### PAGE EXCERPT:
The narrowing window for the ‘merger tax’ in M&A stockholder lawsuits
June 2017 | SPECIAL REPORT: MERGERS & ACQUISITIONS
Financier Worldwide Magazine
June 2017 Issue
Recent court decisions reflect a significant shift in the treatment of the so-called ‘merger tax’ – lawsuits filed by stockholders following the public announcement of a merger or acquisition of a public corporation, which allege that the target’s directors breached their fiduciary duties by agreeing to sell the corporation for an unfair price. In many such lawsuits, filed on behalf of a putative class of the target’s stockholders, the plaintiffs would agree to settle their claims on a ‘disclosure-only’ basis early in the litigation through the corporation making additional disclosures pertaining to the transaction and covering the fees of the plaintiffs’ counsel up to a cap.
The frequency of such lawsuits rose dramatically from 2005 to 2014 before beginning a sharp decline. One study conducted by professors at the University of California at Berkeley and the University of Notre Dame found that approximately 40 percent of public transactions incurred such litigation in 2005, compared to approximately 90 percent in 2011. A separate study conducted by Cornerstone Research found that the litigation rate remained consistently above 90 percent from 2011 to 2014 and that such lawsuits were common across deal size as well.
For instance, in 2012, 93 percent of mergers and acquisitions valued over $100m and 96 percent of such transactions valued over $500m were challenged, figures that remained virtually unchanged in 2014. The proportion of lawsuits settled on a ‘disclosure-only’ basis increased significantly as well, from approximately 45 percent in 2005 to 76 percent in 2012 and 80 percent in 2014. However, a follow-up report published by Cornerstone Research in August 2016 found that the proportion of M&A transactions valued over $100m that were the subject of litigation had declined from 93 percent in 2014 to 64 percent in 2016, marking the first time that the percentage had declined below 90 percent since 2009.
This drop reflects recent developments suggesting that courts in Delaware and in other jurisdictions have grown sceptical of ‘disclosure-only’ settlement agreements. In January 2016, the Delaware Chancery Court issued its landmark decision in In re Trulia, Inc. Stockholder Litigation, which involved the $3.5bn stock-for-stock merger of Zillow Group, Inc. and Trulia, Inc. The plaintiffs, a putative class of Trulia stockholders, sought a preliminary injunction to enjoin the stockholder vote to approve the merger, asserting breach of fiduciary duty claims against the Trulia directors and related aiding-and-abetting claims against Trulia and Zillow. The plaintiffs alleged material misstatements in the proxy statement distributed by Trulia to its stockholders.

### DATA LINES:
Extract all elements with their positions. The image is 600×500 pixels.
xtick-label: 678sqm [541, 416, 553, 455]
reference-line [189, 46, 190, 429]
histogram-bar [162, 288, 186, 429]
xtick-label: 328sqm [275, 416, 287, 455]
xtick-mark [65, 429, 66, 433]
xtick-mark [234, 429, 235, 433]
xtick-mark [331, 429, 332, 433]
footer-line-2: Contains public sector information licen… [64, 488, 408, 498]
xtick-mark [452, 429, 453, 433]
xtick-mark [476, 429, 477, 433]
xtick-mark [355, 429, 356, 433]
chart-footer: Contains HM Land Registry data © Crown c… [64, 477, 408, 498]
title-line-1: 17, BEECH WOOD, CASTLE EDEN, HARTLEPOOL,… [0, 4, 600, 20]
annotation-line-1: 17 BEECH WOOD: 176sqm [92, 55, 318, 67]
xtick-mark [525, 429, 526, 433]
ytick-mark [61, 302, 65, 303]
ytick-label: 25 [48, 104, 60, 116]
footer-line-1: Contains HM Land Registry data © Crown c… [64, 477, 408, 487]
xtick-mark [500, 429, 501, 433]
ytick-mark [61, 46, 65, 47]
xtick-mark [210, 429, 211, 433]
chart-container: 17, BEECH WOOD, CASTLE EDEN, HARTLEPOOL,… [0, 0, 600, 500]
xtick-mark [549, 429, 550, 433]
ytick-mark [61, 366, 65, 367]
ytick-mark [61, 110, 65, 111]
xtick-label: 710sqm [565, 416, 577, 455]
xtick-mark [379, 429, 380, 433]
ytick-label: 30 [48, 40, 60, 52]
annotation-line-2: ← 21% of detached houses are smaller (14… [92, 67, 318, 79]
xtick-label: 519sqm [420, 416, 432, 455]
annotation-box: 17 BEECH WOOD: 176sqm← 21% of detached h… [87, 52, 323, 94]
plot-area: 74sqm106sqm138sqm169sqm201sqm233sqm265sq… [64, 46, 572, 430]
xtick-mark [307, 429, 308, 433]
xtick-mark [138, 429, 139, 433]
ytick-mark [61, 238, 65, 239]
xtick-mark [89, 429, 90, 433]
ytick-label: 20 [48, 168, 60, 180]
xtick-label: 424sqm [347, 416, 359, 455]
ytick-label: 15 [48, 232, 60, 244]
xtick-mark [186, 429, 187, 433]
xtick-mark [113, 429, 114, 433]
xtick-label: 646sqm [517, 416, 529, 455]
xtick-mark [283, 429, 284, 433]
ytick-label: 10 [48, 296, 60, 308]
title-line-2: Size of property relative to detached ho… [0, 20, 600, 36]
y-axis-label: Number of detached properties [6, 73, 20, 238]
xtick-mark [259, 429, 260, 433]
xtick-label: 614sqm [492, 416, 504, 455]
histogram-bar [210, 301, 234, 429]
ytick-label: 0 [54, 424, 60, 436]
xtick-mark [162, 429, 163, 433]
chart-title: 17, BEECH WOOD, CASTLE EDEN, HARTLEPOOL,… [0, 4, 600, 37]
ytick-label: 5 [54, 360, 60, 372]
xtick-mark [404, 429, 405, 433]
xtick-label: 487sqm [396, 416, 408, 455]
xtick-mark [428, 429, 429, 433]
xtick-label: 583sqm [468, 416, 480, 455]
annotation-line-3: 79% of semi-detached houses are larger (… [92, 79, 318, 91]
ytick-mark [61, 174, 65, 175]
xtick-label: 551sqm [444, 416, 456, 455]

### AIM OF THE TASK:
In the text on the "merger tax" in M&A stockholder lawsuits, what share of M&A transactions valued over $100m were the subject of litigation in 2016, according to the follow-up report by Cornerstone Research?

### FULL SOLUTION:
64 percent